Instruction 1 -> In the Patriots notes, on what date did the team claim Martellus Bennett on waivers?
Instruction 2 -> Name every player mentioned by name in the Patriots notes.
Instruction 3 -> Carry the Patriots notes forward from their final sentence.
:: Text segment ::
3A. By claiming tight end Martellus Bennett on waivers Nov. 9, the Patriots added a fourth option to their depth chart at the position. I had figured they might be one of the few NFL teams with four tight ends (they also use fullback James Develin extensively at times, and he meets with the tight ends on a regular basis), but in reviewing all NFL rosters, I found there are 10 teams currently carrying four tight ends. The player who loves it most in New England? Rob Gronkowski, of course. "It's great. I mean, we switch up reps, they take some of my reps and I get a little bit more rest," he said, smiling.
3B. In a year when not all personnel moves have gone the way they projected, score this one as a win for the Patriots from 2016: The Broncos, who had acquired tight end A.J. Derby from the Patriots in exchange for a 2017 fifth-round pick last October, waived Derby on Saturday. The other domino to fall: The Patriots used the fifth-round pick to sign restricted free-agent Mike Gillislee away from Buffalo. The jury is still out on whether that move will pan out.
4. If the Patriots and Steelers keep winning, the Dec. 17 game in which they face each other at Heinz Field could ultimately determine home-field advantage in the AFC playoffs. Decision-makers at CBS had the foresight to protect the game, which means it can't be flexed to prime time. So lock in the 4:25 p.m. ET kickoff on what could be one of the most highly anticipated games of the 2017 regular season if things continue on their present course.
:::
:: Source excerpt ::
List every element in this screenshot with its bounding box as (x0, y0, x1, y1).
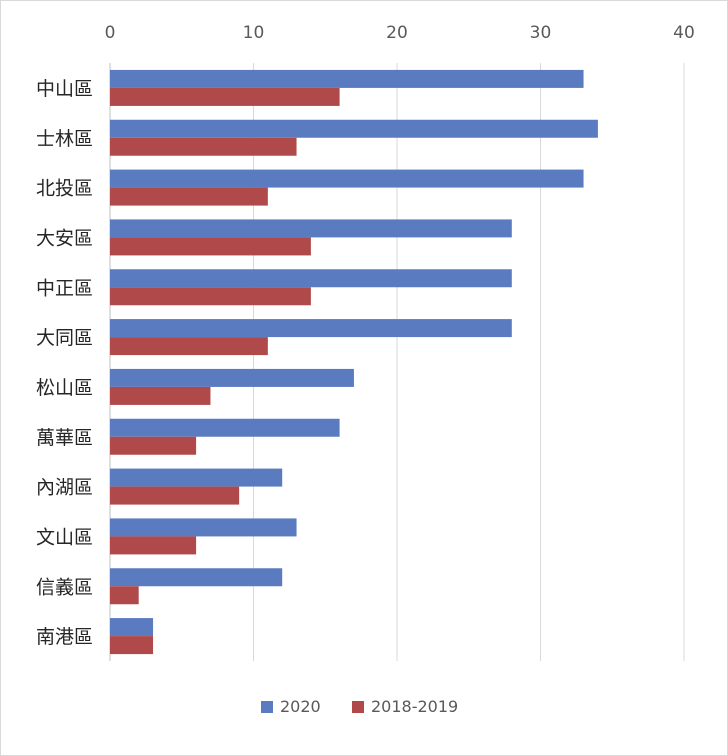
:::
Task answer 1 -> Nov. 9

Task answer 2 -> Martellus Bennett, James Develin, Rob Gronkowski, A.J. Derby, Mike Gillislee

Task answer 3 ->
5. How pumped were the 4,000 cadets at the Air Force Academy to have Bill Belichick address them at lunch on Friday? It was another classic "hoodie" exchange, this time with Lt. Gen. Jay Silveria, as the Patriots coach expressed his appreciation for the cadets and the Academy as a whole, calling it an "honor and a privilege" to be in their company all week.
6. When Dallas Cowboys backup offensive tackle Chaz Green was overmatched in last Sunday's loss to the Falcons, as his poor fill-in performance contributed to Adrian Clayborn's six-sack performance, it highlighted to me one of the underrated strengths of the Patriots this season: They have four offensive tackles whom line coach Dante Scarnecchia believes are starting-caliber players: Nate Solder, Marcus Cannon, LaAdrian Waddle and Cameron Fleming. In a Week 3 win over the Texans, Fleming started for Solder at left tackle and Waddle started for Cannon at right tackle. And then, in last week's victory over the Broncos and the second half of the win over the Chargers two weeks prior, Waddle once again filled in admirably for Cannon. The Patriots will need Waddle to do it again against the Raiders, as Cannon will miss a second consecutive contest with an ankle injury. Scarnecchia's work in having the backups ready to go also warrants mention. At 69, Scarnecchia remains at the top of his game.
7. Fun nugget from Megan O'Brien's one-on-one interview with running back Rex Burkhead on "Patriots All-Access": Burkhead is named after 1980s University of Kentucky basketball star Rex Chapman. As Burkhead explains in the interview, he was born in Kentucky and his father had played in high school against Chapman -- who went on to a 13-year career in the NBA.
8A. From ESPN Stats & Information, Part 1: With a win Sunday, the 7-2 Patriots will clinch a .500-or-better record for the 17th straight season, which would tie the 1957-73 Browns for the second-longest streak in NFL history. The 1965-85 Cowboys had a .500-or-better record in 21 consecutive seasons, the longest such streak of all time.
8B. From ESPN Stats & Information, Part II: Brady enters Sunday's game 193 passing yards away from hitting 3,000 on the season. If he gets there, it will mark his 15th season reaching 3,000 yards, which will move him closer to the only two quarterbacks ahead of him on the list: Brett Favre (18 times) and Peyton Manning (16 times).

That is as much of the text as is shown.